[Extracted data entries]
—————

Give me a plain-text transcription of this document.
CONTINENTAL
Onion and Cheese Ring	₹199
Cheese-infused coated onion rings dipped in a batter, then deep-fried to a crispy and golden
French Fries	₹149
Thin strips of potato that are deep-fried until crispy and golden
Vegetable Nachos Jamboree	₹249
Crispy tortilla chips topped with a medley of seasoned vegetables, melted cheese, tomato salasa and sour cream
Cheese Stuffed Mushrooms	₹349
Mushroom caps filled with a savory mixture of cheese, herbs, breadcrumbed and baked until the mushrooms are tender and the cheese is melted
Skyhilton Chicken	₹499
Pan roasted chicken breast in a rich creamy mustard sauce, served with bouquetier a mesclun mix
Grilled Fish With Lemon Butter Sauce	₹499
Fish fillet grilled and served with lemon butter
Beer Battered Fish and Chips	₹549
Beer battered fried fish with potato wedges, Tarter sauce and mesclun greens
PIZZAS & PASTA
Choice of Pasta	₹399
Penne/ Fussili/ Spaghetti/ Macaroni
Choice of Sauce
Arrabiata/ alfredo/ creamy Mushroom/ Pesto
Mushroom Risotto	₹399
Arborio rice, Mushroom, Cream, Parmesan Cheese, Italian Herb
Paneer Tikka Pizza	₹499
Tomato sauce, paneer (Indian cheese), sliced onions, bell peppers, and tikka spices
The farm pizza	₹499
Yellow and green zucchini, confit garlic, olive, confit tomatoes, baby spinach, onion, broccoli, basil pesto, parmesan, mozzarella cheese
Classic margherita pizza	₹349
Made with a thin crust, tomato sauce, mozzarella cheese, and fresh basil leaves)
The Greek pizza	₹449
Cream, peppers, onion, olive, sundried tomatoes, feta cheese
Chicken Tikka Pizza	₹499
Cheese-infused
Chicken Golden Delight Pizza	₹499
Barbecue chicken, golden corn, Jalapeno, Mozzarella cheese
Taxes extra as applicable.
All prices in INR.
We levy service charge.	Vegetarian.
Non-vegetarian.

—————

What is required:
Show each line holding the word "mesclun".

Solution for this task:
Pan roasted chicken breast in a rich creamy mustard sauce, served with bouquetier a mesclun mix
Beer battered fried fish with potato wedges, Tarter sauce and mesclun greens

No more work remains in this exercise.